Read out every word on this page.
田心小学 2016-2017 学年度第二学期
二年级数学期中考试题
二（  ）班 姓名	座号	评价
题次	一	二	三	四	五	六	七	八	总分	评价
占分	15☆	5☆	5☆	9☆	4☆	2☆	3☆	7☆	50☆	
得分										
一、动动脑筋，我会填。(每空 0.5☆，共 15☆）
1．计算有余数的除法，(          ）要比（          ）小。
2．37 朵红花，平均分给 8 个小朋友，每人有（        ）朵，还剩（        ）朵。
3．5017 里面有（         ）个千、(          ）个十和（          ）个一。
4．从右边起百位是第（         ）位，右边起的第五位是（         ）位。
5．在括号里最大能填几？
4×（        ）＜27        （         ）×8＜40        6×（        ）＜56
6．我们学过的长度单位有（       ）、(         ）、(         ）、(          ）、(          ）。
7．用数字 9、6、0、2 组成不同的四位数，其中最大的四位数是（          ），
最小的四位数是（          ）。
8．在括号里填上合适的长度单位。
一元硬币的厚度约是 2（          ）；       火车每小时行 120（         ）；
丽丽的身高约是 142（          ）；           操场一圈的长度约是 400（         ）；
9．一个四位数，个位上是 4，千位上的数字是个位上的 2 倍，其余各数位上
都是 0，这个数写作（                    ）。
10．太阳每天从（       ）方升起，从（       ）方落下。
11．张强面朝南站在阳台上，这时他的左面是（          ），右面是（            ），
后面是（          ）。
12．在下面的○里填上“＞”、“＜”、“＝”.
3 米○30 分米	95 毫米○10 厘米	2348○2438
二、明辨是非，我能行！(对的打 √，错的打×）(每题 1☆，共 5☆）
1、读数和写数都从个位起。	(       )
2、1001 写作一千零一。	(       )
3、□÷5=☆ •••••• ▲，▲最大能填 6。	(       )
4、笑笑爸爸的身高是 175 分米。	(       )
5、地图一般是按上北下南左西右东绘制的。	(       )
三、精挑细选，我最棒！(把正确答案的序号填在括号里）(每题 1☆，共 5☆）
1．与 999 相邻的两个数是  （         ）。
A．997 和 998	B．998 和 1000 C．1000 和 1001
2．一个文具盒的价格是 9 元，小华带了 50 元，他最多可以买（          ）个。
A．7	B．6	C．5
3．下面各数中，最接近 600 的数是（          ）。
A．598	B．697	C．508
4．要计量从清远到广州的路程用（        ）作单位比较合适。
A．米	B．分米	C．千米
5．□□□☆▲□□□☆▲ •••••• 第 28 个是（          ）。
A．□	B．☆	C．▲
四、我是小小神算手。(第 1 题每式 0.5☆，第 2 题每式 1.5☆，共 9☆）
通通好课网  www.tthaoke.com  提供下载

Objective:
Reproduce the entries above in full, verbatim.

Written answer:
Read out every word on this page.
田心小学 2016-2017 学年度第二学期
二年级数学期中考试题
二（  ）班 姓名	座号	评价
题次	一	二	三	四	五	六	七	八	总分	评价
占分	15☆	5☆	5☆	9☆	4☆	2☆	3☆	7☆	50☆	
得分										
一、动动脑筋，我会填。(每空 0.5☆，共 15☆）
1．计算有余数的除法，(          ）要比（          ）小。
2．37 朵红花，平均分给 8 个小朋友，每人有（        ）朵，还剩（        ）朵。
3．5017 里面有（         ）个千、(          ）个十和（          ）个一。
4．从右边起百位是第（         ）位，右边起的第五位是（         ）位。
5．在括号里最大能填几？
4×（        ）＜27        （         ）×8＜40        6×（        ）＜56
6．我们学过的长度单位有（       ）、(         ）、(         ）、(          ）、(          ）。
7．用数字 9、6、0、2 组成不同的四位数，其中最大的四位数是（          ），
最小的四位数是（          ）。
8．在括号里填上合适的长度单位。
一元硬币的厚度约是 2（          ）；       火车每小时行 120（         ）；
丽丽的身高约是 142（          ）；           操场一圈的长度约是 400（         ）；
9．一个四位数，个位上是 4，千位上的数字是个位上的 2 倍，其余各数位上
都是 0，这个数写作（                    ）。
10．太阳每天从（       ）方升起，从（       ）方落下。
11．张强面朝南站在阳台上，这时他的左面是（          ），右面是（            ），
后面是（          ）。
12．在下面的○里填上“＞”、“＜”、“＝”.
3 米○30 分米	95 毫米○10 厘米	2348○2438
二、明辨是非，我能行！(对的打 √，错的打×）(每题 1☆，共 5☆）
1、读数和写数都从个位起。	(       )
2、1001 写作一千零一。	(       )
3、□÷5=☆ •••••• ▲，▲最大能填 6。	(       )
4、笑笑爸爸的身高是 175 分米。	(       )
5、地图一般是按上北下南左西右东绘制的。	(       )
三、精挑细选，我最棒！(把正确答案的序号填在括号里）(每题 1☆，共 5☆）
1．与 999 相邻的两个数是  （         ）。
A．997 和 998	B．998 和 1000 C．1000 和 1001
2．一个文具盒的价格是 9 元，小华带了 50 元，他最多可以买（          ）个。
A．7	B．6	C．5
3．下面各数中，最接近 600 的数是（          ）。
A．598	B．697	C．508
4．要计量从清远到广州的路程用（        ）作单位比较合适。
A．米	B．分米	C．千米
5．□□□☆▲□□□☆▲ •••••• 第 28 个是（          ）。
A．□	B．☆	C．▲
四、我是小小神算手。(第 1 题每式 0.5☆，第 2 题每式 1.5☆，共 9☆）
通通好课网  www.tthaoke.com  提供下载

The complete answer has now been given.